BEGIN SUPPLIED DATA

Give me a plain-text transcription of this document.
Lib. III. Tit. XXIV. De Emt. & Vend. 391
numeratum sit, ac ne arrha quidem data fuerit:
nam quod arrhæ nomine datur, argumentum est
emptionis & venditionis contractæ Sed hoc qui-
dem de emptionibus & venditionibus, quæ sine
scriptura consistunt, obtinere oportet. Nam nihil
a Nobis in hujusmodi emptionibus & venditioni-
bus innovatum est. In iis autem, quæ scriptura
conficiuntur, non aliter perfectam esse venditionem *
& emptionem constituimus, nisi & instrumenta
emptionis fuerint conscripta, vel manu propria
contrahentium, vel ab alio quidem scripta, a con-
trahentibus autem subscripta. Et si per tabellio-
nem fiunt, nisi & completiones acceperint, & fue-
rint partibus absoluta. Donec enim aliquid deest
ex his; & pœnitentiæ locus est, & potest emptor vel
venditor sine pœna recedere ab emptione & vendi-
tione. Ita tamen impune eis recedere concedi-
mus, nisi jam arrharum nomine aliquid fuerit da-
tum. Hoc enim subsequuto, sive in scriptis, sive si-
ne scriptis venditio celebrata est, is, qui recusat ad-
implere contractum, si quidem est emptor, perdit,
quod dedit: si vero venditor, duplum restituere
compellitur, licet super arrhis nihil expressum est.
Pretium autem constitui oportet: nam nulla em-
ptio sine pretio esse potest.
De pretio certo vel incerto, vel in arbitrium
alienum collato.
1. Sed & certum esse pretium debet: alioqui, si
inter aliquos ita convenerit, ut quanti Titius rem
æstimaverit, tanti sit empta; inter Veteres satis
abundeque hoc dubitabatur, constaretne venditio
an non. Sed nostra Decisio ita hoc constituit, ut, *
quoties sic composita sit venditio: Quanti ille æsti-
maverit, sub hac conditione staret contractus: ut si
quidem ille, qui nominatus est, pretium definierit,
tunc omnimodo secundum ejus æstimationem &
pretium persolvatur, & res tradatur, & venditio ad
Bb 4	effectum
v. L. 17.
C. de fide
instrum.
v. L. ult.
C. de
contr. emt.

END SUPPLIED DATA

### WHAT YOU ARE ASKED TO DO
Return solely the number of lines in the data that include the word "nomine".

### RESPONSE BELOW
2